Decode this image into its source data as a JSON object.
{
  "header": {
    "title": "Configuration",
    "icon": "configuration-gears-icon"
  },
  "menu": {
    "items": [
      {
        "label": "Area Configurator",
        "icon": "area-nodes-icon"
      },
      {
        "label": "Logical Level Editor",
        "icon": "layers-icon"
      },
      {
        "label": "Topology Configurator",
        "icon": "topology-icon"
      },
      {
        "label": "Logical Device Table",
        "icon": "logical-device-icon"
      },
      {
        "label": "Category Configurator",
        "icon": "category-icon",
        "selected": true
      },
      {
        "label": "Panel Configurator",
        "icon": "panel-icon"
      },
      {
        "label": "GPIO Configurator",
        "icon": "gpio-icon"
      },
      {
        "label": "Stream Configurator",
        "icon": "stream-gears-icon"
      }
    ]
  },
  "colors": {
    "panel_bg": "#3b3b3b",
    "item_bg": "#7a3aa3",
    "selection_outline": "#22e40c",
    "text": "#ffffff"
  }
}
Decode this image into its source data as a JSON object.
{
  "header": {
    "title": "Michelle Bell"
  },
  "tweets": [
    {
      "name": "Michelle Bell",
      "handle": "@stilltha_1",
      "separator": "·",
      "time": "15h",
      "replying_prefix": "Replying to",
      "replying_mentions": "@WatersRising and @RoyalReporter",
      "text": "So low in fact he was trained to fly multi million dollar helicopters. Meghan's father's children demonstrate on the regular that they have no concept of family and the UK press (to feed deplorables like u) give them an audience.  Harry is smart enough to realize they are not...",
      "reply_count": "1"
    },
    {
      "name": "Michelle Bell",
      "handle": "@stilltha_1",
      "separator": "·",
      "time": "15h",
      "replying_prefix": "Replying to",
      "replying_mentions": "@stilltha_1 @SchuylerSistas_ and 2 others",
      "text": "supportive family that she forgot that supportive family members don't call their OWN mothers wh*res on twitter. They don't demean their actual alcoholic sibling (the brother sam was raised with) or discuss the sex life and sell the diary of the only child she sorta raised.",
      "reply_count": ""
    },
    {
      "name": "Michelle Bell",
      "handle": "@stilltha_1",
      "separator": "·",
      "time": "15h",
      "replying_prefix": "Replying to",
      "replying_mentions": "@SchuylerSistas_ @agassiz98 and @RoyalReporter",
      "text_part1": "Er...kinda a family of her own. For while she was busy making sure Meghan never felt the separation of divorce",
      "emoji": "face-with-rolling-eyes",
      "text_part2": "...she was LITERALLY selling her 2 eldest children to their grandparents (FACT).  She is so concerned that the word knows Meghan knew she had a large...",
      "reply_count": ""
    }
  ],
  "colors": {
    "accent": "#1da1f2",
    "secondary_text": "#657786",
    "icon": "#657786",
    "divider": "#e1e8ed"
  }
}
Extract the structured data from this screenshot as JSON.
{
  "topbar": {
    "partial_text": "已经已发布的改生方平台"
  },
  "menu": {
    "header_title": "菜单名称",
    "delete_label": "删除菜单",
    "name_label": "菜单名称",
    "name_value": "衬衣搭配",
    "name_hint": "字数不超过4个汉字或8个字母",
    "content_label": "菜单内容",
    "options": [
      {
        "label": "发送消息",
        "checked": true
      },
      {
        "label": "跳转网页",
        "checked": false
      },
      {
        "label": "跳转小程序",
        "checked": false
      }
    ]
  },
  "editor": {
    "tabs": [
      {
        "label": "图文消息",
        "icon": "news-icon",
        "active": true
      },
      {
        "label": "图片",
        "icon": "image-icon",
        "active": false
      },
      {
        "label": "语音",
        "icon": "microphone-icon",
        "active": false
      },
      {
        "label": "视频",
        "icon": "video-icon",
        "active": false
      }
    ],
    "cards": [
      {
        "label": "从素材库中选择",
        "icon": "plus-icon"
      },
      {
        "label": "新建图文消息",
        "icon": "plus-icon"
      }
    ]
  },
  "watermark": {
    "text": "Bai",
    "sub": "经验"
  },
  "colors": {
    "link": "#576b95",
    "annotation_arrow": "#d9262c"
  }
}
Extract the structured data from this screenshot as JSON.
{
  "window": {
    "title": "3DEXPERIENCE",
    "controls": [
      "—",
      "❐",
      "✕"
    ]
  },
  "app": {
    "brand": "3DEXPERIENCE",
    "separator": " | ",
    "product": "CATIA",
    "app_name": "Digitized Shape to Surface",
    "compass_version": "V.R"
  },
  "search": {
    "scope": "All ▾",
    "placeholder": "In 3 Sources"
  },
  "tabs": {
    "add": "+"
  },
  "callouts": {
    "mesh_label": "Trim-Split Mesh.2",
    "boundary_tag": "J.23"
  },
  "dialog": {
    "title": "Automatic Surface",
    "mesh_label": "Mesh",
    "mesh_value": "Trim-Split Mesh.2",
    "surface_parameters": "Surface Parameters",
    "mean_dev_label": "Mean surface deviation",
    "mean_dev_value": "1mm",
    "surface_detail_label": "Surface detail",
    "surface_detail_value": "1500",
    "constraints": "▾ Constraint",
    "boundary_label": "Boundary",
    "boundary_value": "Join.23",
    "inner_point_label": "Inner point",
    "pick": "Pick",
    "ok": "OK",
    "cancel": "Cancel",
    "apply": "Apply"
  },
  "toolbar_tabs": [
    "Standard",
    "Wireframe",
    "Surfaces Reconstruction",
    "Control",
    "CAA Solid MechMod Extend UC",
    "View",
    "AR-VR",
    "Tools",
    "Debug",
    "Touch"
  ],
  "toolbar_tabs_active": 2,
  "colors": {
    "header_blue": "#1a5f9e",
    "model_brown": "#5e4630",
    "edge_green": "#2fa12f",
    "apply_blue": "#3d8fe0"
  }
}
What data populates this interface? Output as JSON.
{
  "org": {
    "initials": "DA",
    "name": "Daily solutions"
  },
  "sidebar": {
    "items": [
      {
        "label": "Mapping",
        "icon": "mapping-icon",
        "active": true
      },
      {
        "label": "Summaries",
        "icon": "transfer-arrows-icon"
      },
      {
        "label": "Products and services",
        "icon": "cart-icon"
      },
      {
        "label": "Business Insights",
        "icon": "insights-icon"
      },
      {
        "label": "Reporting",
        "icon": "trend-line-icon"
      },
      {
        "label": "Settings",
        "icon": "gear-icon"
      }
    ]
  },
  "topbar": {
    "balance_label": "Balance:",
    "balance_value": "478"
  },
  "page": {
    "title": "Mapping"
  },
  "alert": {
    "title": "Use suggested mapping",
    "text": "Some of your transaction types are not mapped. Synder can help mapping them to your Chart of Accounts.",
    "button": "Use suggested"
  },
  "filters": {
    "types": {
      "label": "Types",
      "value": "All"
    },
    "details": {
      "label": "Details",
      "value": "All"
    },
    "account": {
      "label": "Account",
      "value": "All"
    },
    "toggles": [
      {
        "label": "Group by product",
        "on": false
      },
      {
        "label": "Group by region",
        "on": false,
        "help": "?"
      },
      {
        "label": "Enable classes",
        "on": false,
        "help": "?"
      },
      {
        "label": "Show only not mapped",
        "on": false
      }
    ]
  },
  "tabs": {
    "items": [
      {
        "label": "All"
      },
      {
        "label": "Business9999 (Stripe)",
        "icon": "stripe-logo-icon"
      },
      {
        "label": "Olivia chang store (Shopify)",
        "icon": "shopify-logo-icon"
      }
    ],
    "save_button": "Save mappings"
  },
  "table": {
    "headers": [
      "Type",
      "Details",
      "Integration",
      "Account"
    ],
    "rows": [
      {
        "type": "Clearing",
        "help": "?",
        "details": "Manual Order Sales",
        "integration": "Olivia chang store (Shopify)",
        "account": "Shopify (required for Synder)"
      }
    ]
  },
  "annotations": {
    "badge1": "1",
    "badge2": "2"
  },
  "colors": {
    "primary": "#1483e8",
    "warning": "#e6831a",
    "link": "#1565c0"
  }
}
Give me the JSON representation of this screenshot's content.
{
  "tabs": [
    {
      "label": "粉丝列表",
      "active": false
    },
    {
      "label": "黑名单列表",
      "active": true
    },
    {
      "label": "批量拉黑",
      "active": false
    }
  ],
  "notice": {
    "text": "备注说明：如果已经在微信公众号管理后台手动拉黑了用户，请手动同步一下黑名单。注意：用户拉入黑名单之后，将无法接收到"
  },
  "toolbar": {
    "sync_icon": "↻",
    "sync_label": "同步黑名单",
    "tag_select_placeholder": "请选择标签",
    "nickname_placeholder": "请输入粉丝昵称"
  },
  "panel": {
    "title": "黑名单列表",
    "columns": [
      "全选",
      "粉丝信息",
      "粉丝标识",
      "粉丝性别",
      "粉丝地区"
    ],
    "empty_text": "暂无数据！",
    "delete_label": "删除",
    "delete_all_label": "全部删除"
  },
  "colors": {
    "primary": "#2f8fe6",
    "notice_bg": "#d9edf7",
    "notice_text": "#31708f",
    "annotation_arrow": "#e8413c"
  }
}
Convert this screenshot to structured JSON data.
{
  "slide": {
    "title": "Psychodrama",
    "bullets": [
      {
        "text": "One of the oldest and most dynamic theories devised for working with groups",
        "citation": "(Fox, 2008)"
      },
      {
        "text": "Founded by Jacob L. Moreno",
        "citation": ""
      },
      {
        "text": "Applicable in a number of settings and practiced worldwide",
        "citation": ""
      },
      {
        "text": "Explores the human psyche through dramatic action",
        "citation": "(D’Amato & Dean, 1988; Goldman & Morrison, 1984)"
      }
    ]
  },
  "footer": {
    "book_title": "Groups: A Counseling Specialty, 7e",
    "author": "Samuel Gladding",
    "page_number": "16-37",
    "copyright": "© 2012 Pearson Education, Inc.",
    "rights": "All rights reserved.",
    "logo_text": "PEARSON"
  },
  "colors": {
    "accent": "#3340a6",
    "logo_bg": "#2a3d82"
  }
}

-*-

- [What is required] Consider the entries above and return each line with the string "help".

- [In response]
    "text": "Some of your transaction types are not mapped. Synder can help mapping them to your Chart of Accounts.",
        "help": "?"
        "help": "?"
        "help": "?",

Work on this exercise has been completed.